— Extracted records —

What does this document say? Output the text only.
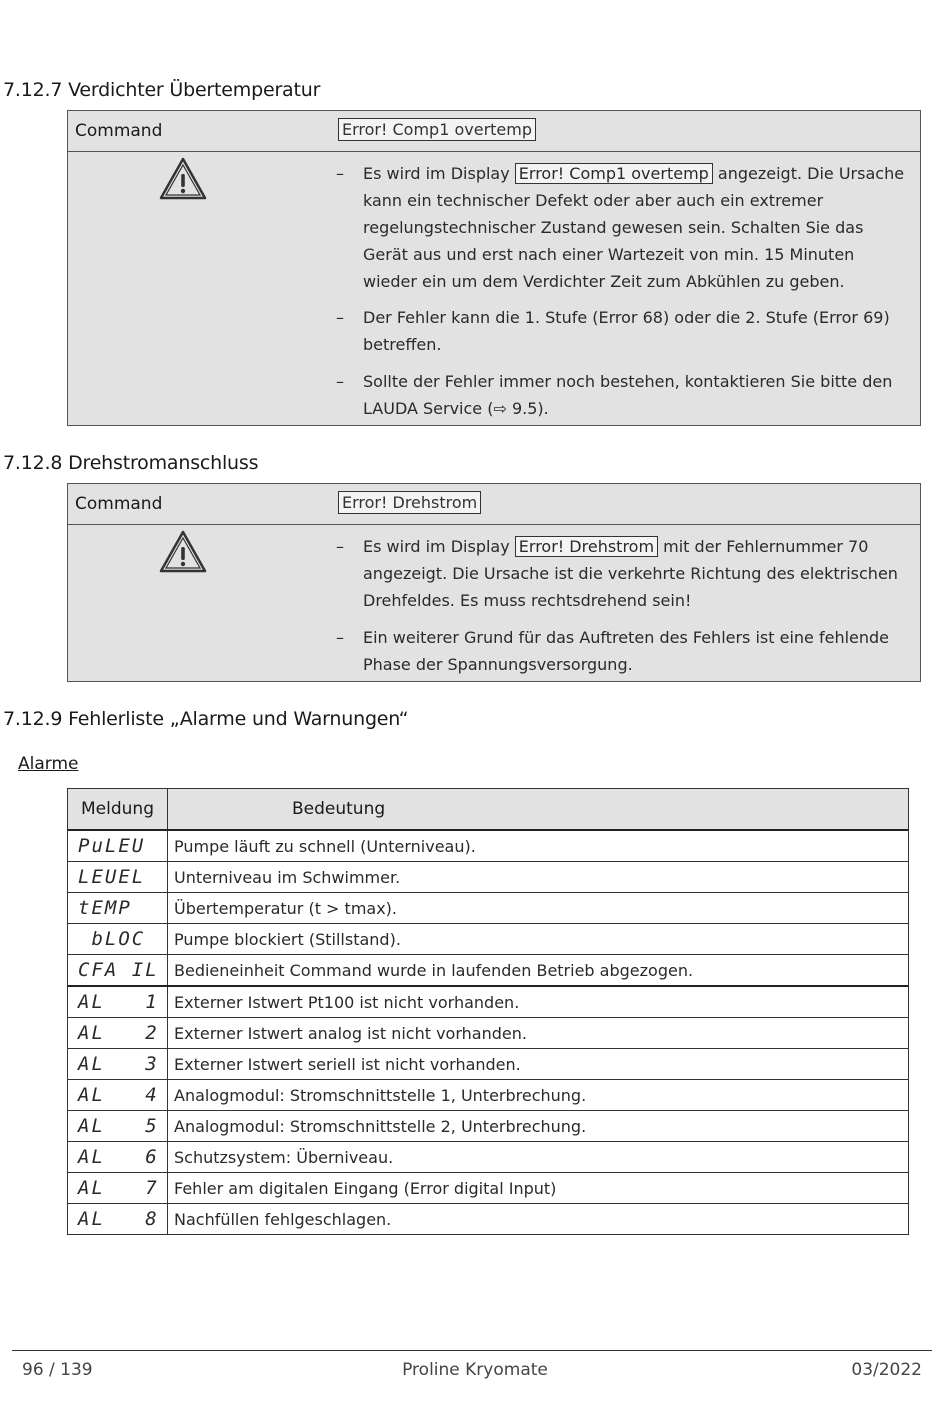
7.12.7 Verdichter Übertemperatur
Command	Error! Comp1 overtemp
– Es wird im Display Error! Comp1 overtemp angezeigt. Die Ursache kann ein technischer Defekt oder aber auch ein extremer regelungstechnischer Zustand gewesen sein. Schalten Sie das Gerät aus und erst nach einer Wartezeit von min. 15 Minuten wieder ein um dem Verdichter Zeit zum Abkühlen zu geben.
– Der Fehler kann die 1. Stufe (Error 68) oder die 2. Stufe (Error 69) betreffen.
– Sollte der Fehler immer noch bestehen, kontaktieren Sie bitte den LAUDA Service (⇨ 9.5).
7.12.8 Drehstromanschluss
Command	Error! Drehstrom
– Es wird im Display Error! Drehstrom mit der Fehlernummer 70 angezeigt. Die Ursache ist die verkehrte Richtung des elektrischen Drehfeldes. Es muss rechtsdrehend sein!
– Ein weiterer Grund für das Auftreten des Fehlers ist eine fehlende Phase der Spannungsversorgung.
7.12.9 Fehlerliste „Alarme und Warnungen“
Alarme
Meldung	Bedeutung
PuLEU	Pumpe läuft zu schnell (Unterniveau).
LEUEL	Unterniveau im Schwimmer.
tEMP	Übertemperatur (t > tmax).
bLOC	Pumpe blockiert (Stillstand).
CFA IL	Bedieneinheit Command wurde in laufenden Betrieb abgezogen.
AL   1	Externer Istwert Pt100 ist nicht vorhanden.
AL   2	Externer Istwert analog ist nicht vorhanden.
AL   3	Externer Istwert seriell ist nicht vorhanden.
AL   4	Analogmodul: Stromschnittstelle 1, Unterbrechung.
AL   5	Analogmodul: Stromschnittstelle 2, Unterbrechung.
AL   6	Schutzsystem: Überniveau.
AL   7	Fehler am digitalen Eingang (Error digital Input)
AL   8	Nachfüllen fehlgeschlagen.
96 / 139	Proline Kryomate	03/2022
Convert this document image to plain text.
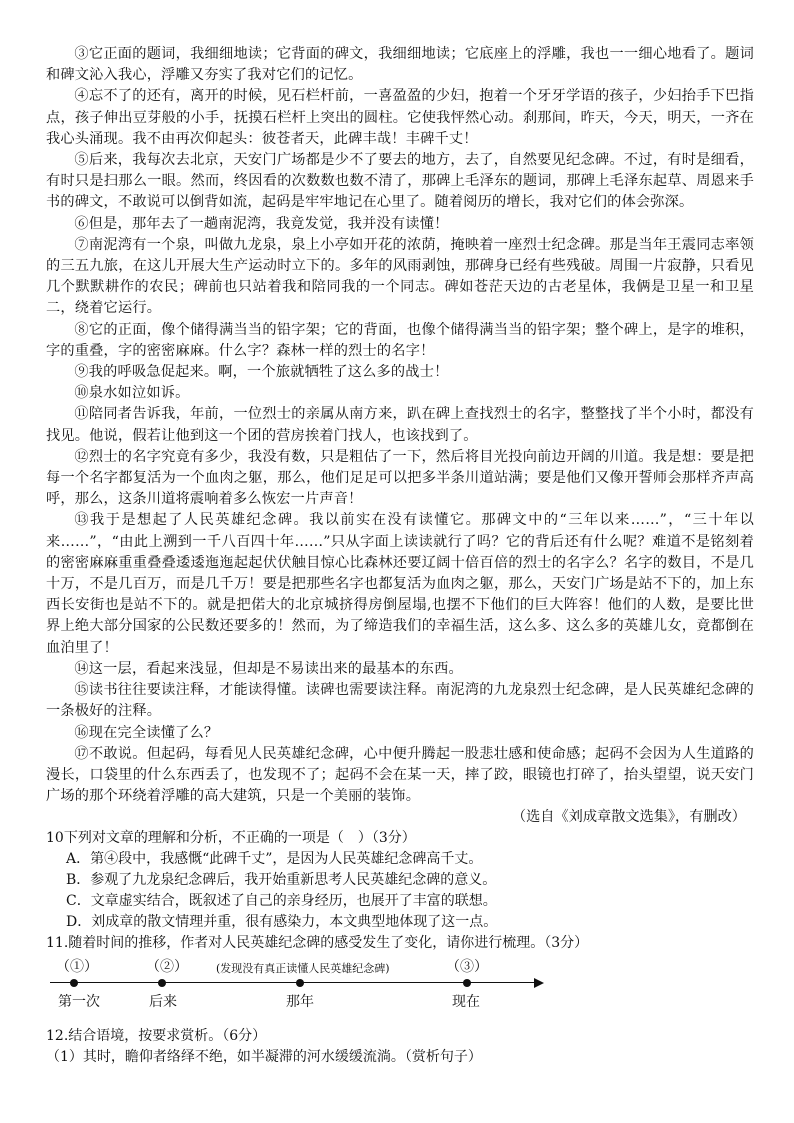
③它正面的题词，我细细地读；它背面的碑文，我细细地读；它底座上的浮雕，我也一一细心地看了。题词和碑文沁入我心，浮雕又夯实了我对它们的记忆。

④忘不了的还有，离开的时候，见石栏杆前，一喜盈盈的少妇，抱着一个牙牙学语的孩子，少妇抬手下巴指点，孩子伸出豆芽般的小手，抚摸石栏杆上突出的圆柱。它使我怦然心动。刹那间，昨天，今天，明天，一齐在我心头涌现。我不由再次仰起头：彼苍者天，此碑丰哉！丰碑千丈！

⑤后来，我每次去北京，天安门广场都是少不了要去的地方，去了，自然要见纪念碑。不过，有时是细看，有时只是扫那么一眼。然而，终因看的次数数也数不清了，那碑上毛泽东的题词，那碑上毛泽东起草、周恩来手书的碑文，不敢说可以倒背如流，起码是牢牢地记在心里了。随着阅历的增长，我对它们的体会弥深。

⑥但是，那年去了一趟南泥湾，我竟发觉，我并没有读懂！

⑦南泥湾有一个泉，叫做九龙泉，泉上小亭如开花的浓荫，掩映着一座烈士纪念碑。那是当年王震同志率领的三五九旅，在这儿开展大生产运动时立下的。多年的风雨剥蚀，那碑身已经有些残破。周围一片寂静，只看见几个默默耕作的农民；碑前也只站着我和陪同我的一个同志。碑如苍茫天边的古老星体，我俩是卫星一和卫星二，绕着它运行。

⑧它的正面，像个储得满当当的铅字架；它的背面，也像个储得满当当的铅字架；整个碑上，是字的堆积，字的重叠，字的密密麻麻。什么字？森林一样的烈士的名字！

⑨我的呼吸急促起来。啊，一个旅就牺牲了这么多的战士！

⑩泉水如泣如诉。

⑪陪同者告诉我，年前，一位烈士的亲属从南方来，趴在碑上查找烈士的名字，整整找了半个小时，都没有找见。他说，假若让他到这一个团的营房挨着门找人，也该找到了。

⑫烈士的名字究竟有多少，我没有数，只是粗估了一下，然后将目光投向前边开阔的川道。我是想：要是把每一个名字都复活为一个血肉之躯，那么，他们足足可以把多半条川道站满；要是他们又像开誓师会那样齐声高呼，那么，这条川道将震响着多么恢宏一片声音！

⑬我于是想起了人民英雄纪念碑。我以前实在没有读懂它。那碑文中的“三年以来……”，“三十年以来……”，“由此上溯到一千八百四十年……”只从字面上读读就行了吗？它的背后还有什么呢？难道不是铭刻着的密密麻麻重重叠叠逶逶迤迤起起伏伏触目惊心比森林还要辽阔十倍百倍的烈士的名字么？名字的数目，不是几十万，不是几百万，而是几千万！要是把那些名字也都复活为血肉之躯，那么，天安门广场是站不下的，加上东西长安街也是站不下的。就是把偌大的北京城挤得房倒屋塌,也摆不下他们的巨大阵容！他们的人数，是要比世界上绝大部分国家的公民数还要多的！然而，为了缔造我们的幸福生活，这么多、这么多的英雄儿女，竟都倒在血泊里了！

⑭这一层，看起来浅显，但却是不易读出来的最基本的东西。

⑮读书往往要读注释，才能读得懂。读碑也需要读注释。南泥湾的九龙泉烈士纪念碑，是人民英雄纪念碑的一条极好的注释。

⑯现在完全读懂了么？

⑰不敢说。但起码，每看见人民英雄纪念碑，心中便升腾起一股悲壮感和使命感；起码不会因为人生道路的漫长，口袋里的什么东西丢了，也发现不了；起码不会在某一天，摔了跤，眼镜也打碎了，抬头望望，说天安门广场的那个环绕着浮雕的高大建筑，只是一个美丽的装饰。

（选自《刘成章散文选集》，有删改）

10下列对文章的理解和分析，不正确的一项是（　）（3分）

A．第④段中，我感慨“此碑千丈”，是因为人民英雄纪念碑高千丈。

B．参观了九龙泉纪念碑后，我开始重新思考人民英雄纪念碑的意义。

C．文章虚实结合，既叙述了自己的亲身经历，也展开了丰富的联想。

D．刘成章的散文情理并重，很有感染力，本文典型地体现了这一点。

11.随着时间的推移，作者对人民英雄纪念碑的感受发生了变化，请你进行梳理。（3分）

（①）	（②）	(发现没有真正读懂人民英雄纪念碑)	（③）
第一次	后来	那年	现在

12.结合语境，按要求赏析。（6分）

（1）其时，瞻仰者络绎不绝，如半凝滞的河水缓缓流淌。（赏析句子）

— PROMPT —
Pull out every line of the records that includes the string "Istwert".

— SOLUTION —
AL   1	Externer Istwert Pt100 ist nicht vorhanden.
AL   2	Externer Istwert analog ist nicht vorhanden.
AL   3	Externer Istwert seriell ist nicht vorhanden.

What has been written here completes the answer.